EXERCISE AIM: Output the data below exactly. Leave nothing out.

(Records from a collection)
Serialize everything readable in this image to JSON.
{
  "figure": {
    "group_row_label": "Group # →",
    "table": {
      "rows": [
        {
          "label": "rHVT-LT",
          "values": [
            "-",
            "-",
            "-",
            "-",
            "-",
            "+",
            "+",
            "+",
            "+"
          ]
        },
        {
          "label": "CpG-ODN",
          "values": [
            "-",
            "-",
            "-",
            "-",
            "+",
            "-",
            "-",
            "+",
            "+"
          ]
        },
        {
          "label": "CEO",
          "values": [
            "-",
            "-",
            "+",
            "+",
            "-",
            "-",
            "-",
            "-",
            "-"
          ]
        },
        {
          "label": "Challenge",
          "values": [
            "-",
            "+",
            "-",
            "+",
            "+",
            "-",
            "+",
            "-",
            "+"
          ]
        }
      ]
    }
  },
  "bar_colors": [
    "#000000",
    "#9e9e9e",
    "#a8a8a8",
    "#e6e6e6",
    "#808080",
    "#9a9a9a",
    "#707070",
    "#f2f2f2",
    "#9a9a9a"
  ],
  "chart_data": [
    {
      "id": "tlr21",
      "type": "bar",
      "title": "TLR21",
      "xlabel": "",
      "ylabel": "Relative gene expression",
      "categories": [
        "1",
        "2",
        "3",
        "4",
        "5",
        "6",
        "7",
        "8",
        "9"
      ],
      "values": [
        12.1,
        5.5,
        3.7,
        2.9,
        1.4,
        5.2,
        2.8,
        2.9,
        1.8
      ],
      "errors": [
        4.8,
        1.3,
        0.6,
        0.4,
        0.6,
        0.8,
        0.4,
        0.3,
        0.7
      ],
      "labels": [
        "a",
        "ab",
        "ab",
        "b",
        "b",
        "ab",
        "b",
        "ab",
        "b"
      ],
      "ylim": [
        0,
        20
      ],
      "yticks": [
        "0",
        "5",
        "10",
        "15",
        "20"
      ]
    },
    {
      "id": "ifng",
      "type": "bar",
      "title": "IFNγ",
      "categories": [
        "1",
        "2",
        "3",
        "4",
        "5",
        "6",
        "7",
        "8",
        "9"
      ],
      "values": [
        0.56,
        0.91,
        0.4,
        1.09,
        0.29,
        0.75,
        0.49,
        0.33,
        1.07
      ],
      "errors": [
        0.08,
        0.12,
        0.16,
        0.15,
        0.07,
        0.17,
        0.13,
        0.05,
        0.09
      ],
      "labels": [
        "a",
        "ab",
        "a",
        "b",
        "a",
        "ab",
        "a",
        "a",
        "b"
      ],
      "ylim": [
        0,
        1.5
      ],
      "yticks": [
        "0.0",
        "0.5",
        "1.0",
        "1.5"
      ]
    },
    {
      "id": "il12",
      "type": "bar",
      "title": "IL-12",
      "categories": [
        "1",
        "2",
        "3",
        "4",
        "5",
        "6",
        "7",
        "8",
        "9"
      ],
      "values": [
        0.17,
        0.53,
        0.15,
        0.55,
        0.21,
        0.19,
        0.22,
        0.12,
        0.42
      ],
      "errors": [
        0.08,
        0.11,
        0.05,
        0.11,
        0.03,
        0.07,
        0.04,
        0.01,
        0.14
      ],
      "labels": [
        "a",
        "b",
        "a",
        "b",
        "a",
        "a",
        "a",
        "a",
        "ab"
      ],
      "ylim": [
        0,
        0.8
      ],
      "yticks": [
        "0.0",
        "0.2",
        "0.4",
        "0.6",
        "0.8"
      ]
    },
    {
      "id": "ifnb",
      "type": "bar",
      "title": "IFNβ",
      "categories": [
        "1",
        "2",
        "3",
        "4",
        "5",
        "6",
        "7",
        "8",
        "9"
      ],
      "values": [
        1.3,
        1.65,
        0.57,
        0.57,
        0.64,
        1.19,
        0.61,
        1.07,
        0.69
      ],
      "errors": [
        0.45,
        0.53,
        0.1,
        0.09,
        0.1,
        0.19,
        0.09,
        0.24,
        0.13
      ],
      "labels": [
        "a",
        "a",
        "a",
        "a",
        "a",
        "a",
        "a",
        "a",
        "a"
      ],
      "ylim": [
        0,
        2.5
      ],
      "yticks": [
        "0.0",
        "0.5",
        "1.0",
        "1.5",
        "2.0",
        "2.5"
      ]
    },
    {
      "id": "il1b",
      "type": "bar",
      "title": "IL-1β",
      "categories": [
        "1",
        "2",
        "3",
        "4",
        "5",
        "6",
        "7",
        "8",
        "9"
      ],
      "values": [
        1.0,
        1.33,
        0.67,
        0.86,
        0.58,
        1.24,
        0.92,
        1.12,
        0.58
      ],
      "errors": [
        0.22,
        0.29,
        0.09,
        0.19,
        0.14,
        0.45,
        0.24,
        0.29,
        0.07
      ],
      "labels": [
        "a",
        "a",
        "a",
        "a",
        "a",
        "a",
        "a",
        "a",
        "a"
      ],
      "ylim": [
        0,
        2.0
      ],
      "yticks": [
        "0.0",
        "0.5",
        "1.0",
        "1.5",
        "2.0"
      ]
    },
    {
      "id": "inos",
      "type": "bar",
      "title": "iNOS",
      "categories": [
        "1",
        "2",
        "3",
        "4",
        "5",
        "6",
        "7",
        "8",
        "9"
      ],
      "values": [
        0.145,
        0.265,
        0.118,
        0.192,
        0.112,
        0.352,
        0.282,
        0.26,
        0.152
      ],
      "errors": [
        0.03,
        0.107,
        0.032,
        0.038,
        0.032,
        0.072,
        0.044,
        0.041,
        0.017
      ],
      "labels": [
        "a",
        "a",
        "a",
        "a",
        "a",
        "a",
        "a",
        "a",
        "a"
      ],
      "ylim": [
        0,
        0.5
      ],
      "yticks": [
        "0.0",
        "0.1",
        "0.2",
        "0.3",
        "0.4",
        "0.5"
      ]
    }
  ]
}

ANSWER TO THIS EXERCISE:
Serialize everything readable in this image to JSON.
{
  "figure": {
    "group_row_label": "Group # →",
    "table": {
      "rows": [
        {
          "label": "rHVT-LT",
          "values": [
            "-",
            "-",
            "-",
            "-",
            "-",
            "+",
            "+",
            "+",
            "+"
          ]
        },
        {
          "label": "CpG-ODN",
          "values": [
            "-",
            "-",
            "-",
            "-",
            "+",
            "-",
            "-",
            "+",
            "+"
          ]
        },
        {
          "label": "CEO",
          "values": [
            "-",
            "-",
            "+",
            "+",
            "-",
            "-",
            "-",
            "-",
            "-"
          ]
        },
        {
          "label": "Challenge",
          "values": [
            "-",
            "+",
            "-",
            "+",
            "+",
            "-",
            "+",
            "-",
            "+"
          ]
        }
      ]
    }
  },
  "bar_colors": [
    "#000000",
    "#9e9e9e",
    "#a8a8a8",
    "#e6e6e6",
    "#808080",
    "#9a9a9a",
    "#707070",
    "#f2f2f2",
    "#9a9a9a"
  ],
  "chart_data": [
    {
      "id": "tlr21",
      "type": "bar",
      "title": "TLR21",
      "xlabel": "",
      "ylabel": "Relative gene expression",
      "categories": [
        "1",
        "2",
        "3",
        "4",
        "5",
        "6",
        "7",
        "8",
        "9"
      ],
      "values": [
        12.1,
        5.5,
        3.7,
        2.9,
        1.4,
        5.2,
        2.8,
        2.9,
        1.8
      ],
      "errors": [
        4.8,
        1.3,
        0.6,
        0.4,
        0.6,
        0.8,
        0.4,
        0.3,
        0.7
      ],
      "labels": [
        "a",
        "ab",
        "ab",
        "b",
        "b",
        "ab",
        "b",
        "ab",
        "b"
      ],
      "ylim": [
        0,
        20
      ],
      "yticks": [
        "0",
        "5",
        "10",
        "15",
        "20"
      ]
    },
    {
      "id": "ifng",
      "type": "bar",
      "title": "IFNγ",
      "categories": [
        "1",
        "2",
        "3",
        "4",
        "5",
        "6",
        "7",
        "8",
        "9"
      ],
      "values": [
        0.56,
        0.91,
        0.4,
        1.09,
        0.29,
        0.75,
        0.49,
        0.33,
        1.07
      ],
      "errors": [
        0.08,
        0.12,
        0.16,
        0.15,
        0.07,
        0.17,
        0.13,
        0.05,
        0.09
      ],
      "labels": [
        "a",
        "ab",
        "a",
        "b",
        "a",
        "ab",
        "a",
        "a",
        "b"
      ],
      "ylim": [
        0,
        1.5
      ],
      "yticks": [
        "0.0",
        "0.5",
        "1.0",
        "1.5"
      ]
    },
    {
      "id": "il12",
      "type": "bar",
      "title": "IL-12",
      "categories": [
        "1",
        "2",
        "3",
        "4",
        "5",
        "6",
        "7",
        "8",
        "9"
      ],
      "values": [
        0.17,
        0.53,
        0.15,
        0.55,
        0.21,
        0.19,
        0.22,
        0.12,
        0.42
      ],
      "errors": [
        0.08,
        0.11,
        0.05,
        0.11,
        0.03,
        0.07,
        0.04,
        0.01,
        0.14
      ],
      "labels": [
        "a",
        "b",
        "a",
        "b",
        "a",
        "a",
        "a",
        "a",
        "ab"
      ],
      "ylim": [
        0,
        0.8
      ],
      "yticks": [
        "0.0",
        "0.2",
        "0.4",
        "0.6",
        "0.8"
      ]
    },
    {
      "id": "ifnb",
      "type": "bar",
      "title": "IFNβ",
      "categories": [
        "1",
        "2",
        "3",
        "4",
        "5",
        "6",
        "7",
        "8",
        "9"
      ],
      "values": [
        1.3,
        1.65,
        0.57,
        0.57,
        0.64,
        1.19,
        0.61,
        1.07,
        0.69
      ],
      "errors": [
        0.45,
        0.53,
        0.1,
        0.09,
        0.1,
        0.19,
        0.09,
        0.24,
        0.13
      ],
      "labels": [
        "a",
        "a",
        "a",
        "a",
        "a",
        "a",
        "a",
        "a",
        "a"
      ],
      "ylim": [
        0,
        2.5
      ],
      "yticks": [
        "0.0",
        "0.5",
        "1.0",
        "1.5",
        "2.0",
        "2.5"
      ]
    },
    {
      "id": "il1b",
      "type": "bar",
      "title": "IL-1β",
      "categories": [
        "1",
        "2",
        "3",
        "4",
        "5",
        "6",
        "7",
        "8",
        "9"
      ],
      "values": [
        1.0,
        1.33,
        0.67,
        0.86,
        0.58,
        1.24,
        0.92,
        1.12,
        0.58
      ],
      "errors": [
        0.22,
        0.29,
        0.09,
        0.19,
        0.14,
        0.45,
        0.24,
        0.29,
        0.07
      ],
      "labels": [
        "a",
        "a",
        "a",
        "a",
        "a",
        "a",
        "a",
        "a",
        "a"
      ],
      "ylim": [
        0,
        2.0
      ],
      "yticks": [
        "0.0",
        "0.5",
        "1.0",
        "1.5",
        "2.0"
      ]
    },
    {
      "id": "inos",
      "type": "bar",
      "title": "iNOS",
      "categories": [
        "1",
        "2",
        "3",
        "4",
        "5",
        "6",
        "7",
        "8",
        "9"
      ],
      "values": [
        0.145,
        0.265,
        0.118,
        0.192,
        0.112,
        0.352,
        0.282,
        0.26,
        0.152
      ],
      "errors": [
        0.03,
        0.107,
        0.032,
        0.038,
        0.032,
        0.072,
        0.044,
        0.041,
        0.017
      ],
      "labels": [
        "a",
        "a",
        "a",
        "a",
        "a",
        "a",
        "a",
        "a",
        "a"
      ],
      "ylim": [
        0,
        0.5
      ],
      "yticks": [
        "0.0",
        "0.1",
        "0.2",
        "0.3",
        "0.4",
        "0.5"
      ]
    }
  ]
}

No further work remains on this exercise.